### Your instructions
Leaving out the pictures, retype all the material exactly.

════════

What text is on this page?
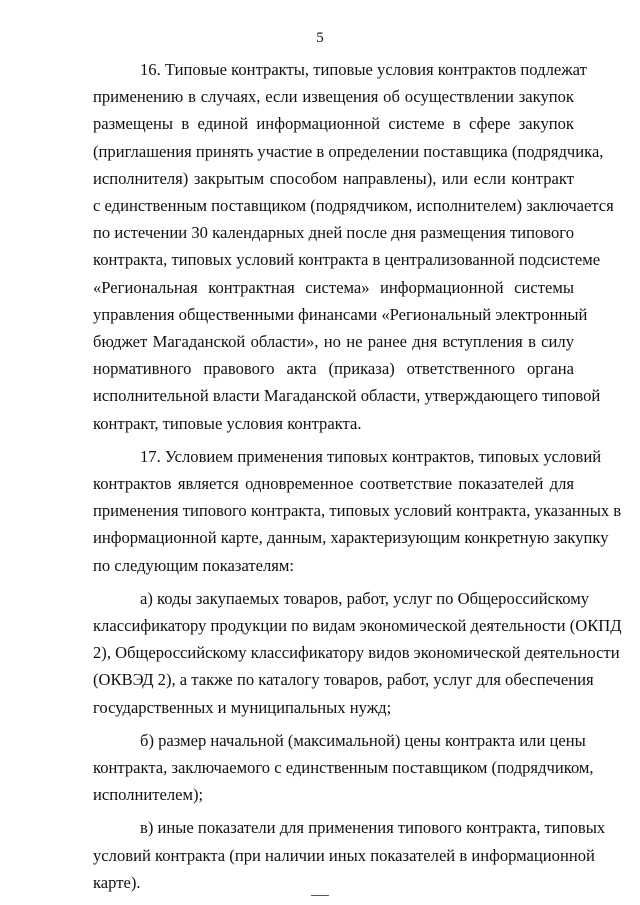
5

16. Типовые контракты, типовые условия контрактов подлежат
применению в случаях, если извещения об осуществлении закупок
размещены в единой информационной системе в сфере закупок
(приглашения принять участие в определении поставщика (подрядчика,
исполнителя) закрытым способом направлены), или если контракт
с единственным поставщиком (подрядчиком, исполнителем) заключается
по истечении 30 календарных дней после дня размещения типового
контракта, типовых условий контракта в централизованной подсистеме
«Региональная контрактная система» информационной системы
управления общественными финансами «Региональный электронный
бюджет Магаданской области», но не ранее дня вступления в силу
нормативного правового акта (приказа) ответственного органа
исполнительной власти Магаданской области, утверждающего типовой
контракт, типовые условия контракта.

17. Условием применения типовых контрактов, типовых условий
контрактов является одновременное соответствие показателей для
применения типового контракта, типовых условий контракта, указанных в
информационной карте, данным, характеризующим конкретную закупку
по следующим показателям:

а) коды закупаемых товаров, работ, услуг по Общероссийскому
классификатору продукции по видам экономической деятельности (ОКПД
2), Общероссийскому классификатору видов экономической деятельности
(ОКВЭД 2), а также по каталогу товаров, работ, услуг для обеспечения
государственных и муниципальных нужд;

б) размер начальной (максимальной) цены контракта или цены
контракта, заключаемого с единственным поставщиком (подрядчиком,
исполнителем);

в) иные показатели для применения типового контракта, типовых
условий контракта (при наличии иных показателей в информационной
карте).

════════

### Answer to the task
What text is on this page?
5

16. Типовые контракты, типовые условия контрактов подлежат
применению в случаях, если извещения об осуществлении закупок
размещены в единой информационной системе в сфере закупок
(приглашения принять участие в определении поставщика (подрядчика,
исполнителя) закрытым способом направлены), или если контракт
с единственным поставщиком (подрядчиком, исполнителем) заключается
по истечении 30 календарных дней после дня размещения типового
контракта, типовых условий контракта в централизованной подсистеме
«Региональная контрактная система» информационной системы
управления общественными финансами «Региональный электронный
бюджет Магаданской области», но не ранее дня вступления в силу
нормативного правового акта (приказа) ответственного органа
исполнительной власти Магаданской области, утверждающего типовой
контракт, типовые условия контракта.

17. Условием применения типовых контрактов, типовых условий
контрактов является одновременное соответствие показателей для
применения типового контракта, типовых условий контракта, указанных в
информационной карте, данным, характеризующим конкретную закупку
по следующим показателям:

а) коды закупаемых товаров, работ, услуг по Общероссийскому
классификатору продукции по видам экономической деятельности (ОКПД
2), Общероссийскому классификатору видов экономической деятельности
(ОКВЭД 2), а также по каталогу товаров, работ, услуг для обеспечения
государственных и муниципальных нужд;

б) размер начальной (максимальной) цены контракта или цены
контракта, заключаемого с единственным поставщиком (подрядчиком,
исполнителем);

в) иные показатели для применения типового контракта, типовых
условий контракта (при наличии иных показателей в информационной
карте).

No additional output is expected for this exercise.